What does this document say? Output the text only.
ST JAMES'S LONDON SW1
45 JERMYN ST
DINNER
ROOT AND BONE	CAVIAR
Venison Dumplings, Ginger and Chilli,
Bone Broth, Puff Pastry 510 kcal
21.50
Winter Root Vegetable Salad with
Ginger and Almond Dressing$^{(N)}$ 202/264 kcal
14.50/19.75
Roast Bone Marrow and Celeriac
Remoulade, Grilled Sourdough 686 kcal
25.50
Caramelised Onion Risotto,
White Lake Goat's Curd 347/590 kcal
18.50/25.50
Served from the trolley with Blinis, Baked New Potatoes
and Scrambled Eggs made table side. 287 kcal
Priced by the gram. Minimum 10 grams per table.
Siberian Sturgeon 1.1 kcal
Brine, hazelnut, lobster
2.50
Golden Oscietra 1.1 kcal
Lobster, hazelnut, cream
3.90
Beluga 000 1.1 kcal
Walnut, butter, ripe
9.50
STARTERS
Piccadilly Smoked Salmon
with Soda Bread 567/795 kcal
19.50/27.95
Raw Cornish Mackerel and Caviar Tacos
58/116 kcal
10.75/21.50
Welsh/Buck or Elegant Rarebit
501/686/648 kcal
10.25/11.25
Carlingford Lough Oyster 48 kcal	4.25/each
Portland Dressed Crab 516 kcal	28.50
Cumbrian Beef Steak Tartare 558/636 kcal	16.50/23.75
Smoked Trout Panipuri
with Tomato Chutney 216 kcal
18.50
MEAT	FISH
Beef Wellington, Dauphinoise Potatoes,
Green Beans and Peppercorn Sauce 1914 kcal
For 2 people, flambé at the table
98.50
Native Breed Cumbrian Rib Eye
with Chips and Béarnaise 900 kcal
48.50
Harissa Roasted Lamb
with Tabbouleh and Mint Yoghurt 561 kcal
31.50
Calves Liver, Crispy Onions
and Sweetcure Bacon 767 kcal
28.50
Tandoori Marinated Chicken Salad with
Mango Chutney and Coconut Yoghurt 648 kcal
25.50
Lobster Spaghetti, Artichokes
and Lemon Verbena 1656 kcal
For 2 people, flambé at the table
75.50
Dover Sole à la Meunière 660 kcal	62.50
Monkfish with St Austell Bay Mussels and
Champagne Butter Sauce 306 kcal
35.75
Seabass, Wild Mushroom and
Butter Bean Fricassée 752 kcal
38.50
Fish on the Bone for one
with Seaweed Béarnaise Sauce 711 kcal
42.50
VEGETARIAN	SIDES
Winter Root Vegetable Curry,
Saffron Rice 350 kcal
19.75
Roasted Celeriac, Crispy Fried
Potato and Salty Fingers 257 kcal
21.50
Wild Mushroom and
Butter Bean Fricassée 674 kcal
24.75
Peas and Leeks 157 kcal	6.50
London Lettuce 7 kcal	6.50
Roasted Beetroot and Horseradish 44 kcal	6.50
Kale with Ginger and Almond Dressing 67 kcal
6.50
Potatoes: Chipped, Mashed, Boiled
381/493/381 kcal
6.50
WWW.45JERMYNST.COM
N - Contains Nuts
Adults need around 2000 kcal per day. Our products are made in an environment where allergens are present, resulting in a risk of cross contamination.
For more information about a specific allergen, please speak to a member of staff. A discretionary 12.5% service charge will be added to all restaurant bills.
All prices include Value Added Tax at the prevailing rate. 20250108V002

────────────────

# Your objective
Extract each entry in full, exactly as given.

# Solution
What does this document say? Output the text only.
ST JAMES'S LONDON SW1
45 JERMYN ST
DINNER
ROOT AND BONE	CAVIAR
Venison Dumplings, Ginger and Chilli,
Bone Broth, Puff Pastry 510 kcal
21.50
Winter Root Vegetable Salad with
Ginger and Almond Dressing$^{(N)}$ 202/264 kcal
14.50/19.75
Roast Bone Marrow and Celeriac
Remoulade, Grilled Sourdough 686 kcal
25.50
Caramelised Onion Risotto,
White Lake Goat's Curd 347/590 kcal
18.50/25.50
Served from the trolley with Blinis, Baked New Potatoes
and Scrambled Eggs made table side. 287 kcal
Priced by the gram. Minimum 10 grams per table.
Siberian Sturgeon 1.1 kcal
Brine, hazelnut, lobster
2.50
Golden Oscietra 1.1 kcal
Lobster, hazelnut, cream
3.90
Beluga 000 1.1 kcal
Walnut, butter, ripe
9.50
STARTERS
Piccadilly Smoked Salmon
with Soda Bread 567/795 kcal
19.50/27.95
Raw Cornish Mackerel and Caviar Tacos
58/116 kcal
10.75/21.50
Welsh/Buck or Elegant Rarebit
501/686/648 kcal
10.25/11.25
Carlingford Lough Oyster 48 kcal	4.25/each
Portland Dressed Crab 516 kcal	28.50
Cumbrian Beef Steak Tartare 558/636 kcal	16.50/23.75
Smoked Trout Panipuri
with Tomato Chutney 216 kcal
18.50
MEAT	FISH
Beef Wellington, Dauphinoise Potatoes,
Green Beans and Peppercorn Sauce 1914 kcal
For 2 people, flambé at the table
98.50
Native Breed Cumbrian Rib Eye
with Chips and Béarnaise 900 kcal
48.50
Harissa Roasted Lamb
with Tabbouleh and Mint Yoghurt 561 kcal
31.50
Calves Liver, Crispy Onions
and Sweetcure Bacon 767 kcal
28.50
Tandoori Marinated Chicken Salad with
Mango Chutney and Coconut Yoghurt 648 kcal
25.50
Lobster Spaghetti, Artichokes
and Lemon Verbena 1656 kcal
For 2 people, flambé at the table
75.50
Dover Sole à la Meunière 660 kcal	62.50
Monkfish with St Austell Bay Mussels and
Champagne Butter Sauce 306 kcal
35.75
Seabass, Wild Mushroom and
Butter Bean Fricassée 752 kcal
38.50
Fish on the Bone for one
with Seaweed Béarnaise Sauce 711 kcal
42.50
VEGETARIAN	SIDES
Winter Root Vegetable Curry,
Saffron Rice 350 kcal
19.75
Roasted Celeriac, Crispy Fried
Potato and Salty Fingers 257 kcal
21.50
Wild Mushroom and
Butter Bean Fricassée 674 kcal
24.75
Peas and Leeks 157 kcal	6.50
London Lettuce 7 kcal	6.50
Roasted Beetroot and Horseradish 44 kcal	6.50
Kale with Ginger and Almond Dressing 67 kcal
6.50
Potatoes: Chipped, Mashed, Boiled
381/493/381 kcal
6.50
WWW.45JERMYNST.COM
N - Contains Nuts
Adults need around 2000 kcal per day. Our products are made in an environment where allergens are present, resulting in a risk of cross contamination.
For more information about a specific allergen, please speak to a member of staff. A discretionary 12.5% service charge will be added to all restaurant bills.
All prices include Value Added Tax at the prevailing rate. 20250108V002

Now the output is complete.